◆ **Stored records**:
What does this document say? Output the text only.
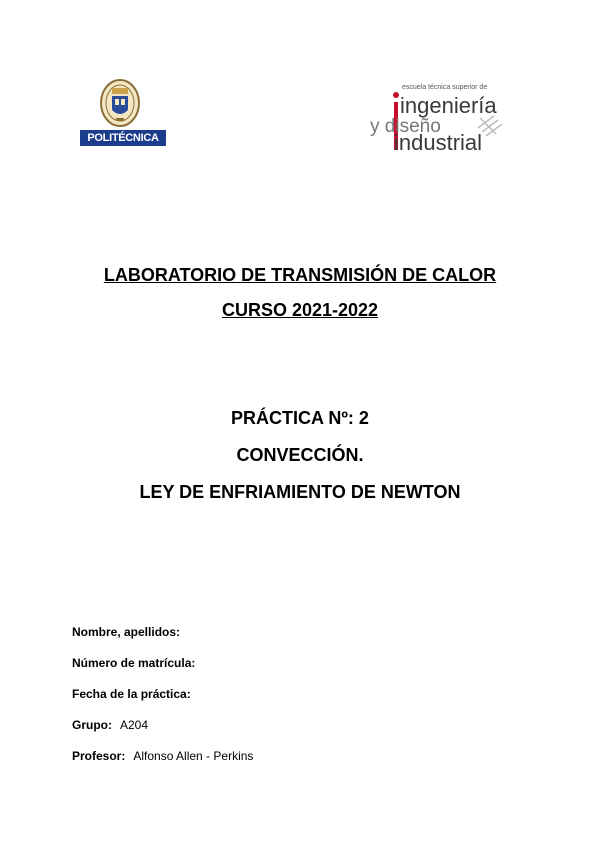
POLITÉCNICA
escuela técnica superior de
ingeniería
y diseño
industrial
LABORATORIO DE TRANSMISIÓN DE CALOR
CURSO 2021-2022
PRÁCTICA Nº: 2
CONVECCIÓN.
LEY DE ENFRIAMIENTO DE NEWTON
Nombre, apellidos:
Número de matrícula:
Fecha de la práctica:
Grupo: A204
Profesor: Alfonso Allen - Perkins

◆ **Aim of the exercise**:
The material above must be printed exactly, with its pictures left out.

◆ **Answer to this task**:
What does this document say? Output the text only.
POLITÉCNICA
escuela técnica superior de
ingeniería
y diseño
industrial
LABORATORIO DE TRANSMISIÓN DE CALOR
CURSO 2021-2022
PRÁCTICA Nº: 2
CONVECCIÓN.
LEY DE ENFRIAMIENTO DE NEWTON
Nombre, apellidos:
Número de matrícula:
Fecha de la práctica:
Grupo: A204
Profesor: Alfonso Allen - Perkins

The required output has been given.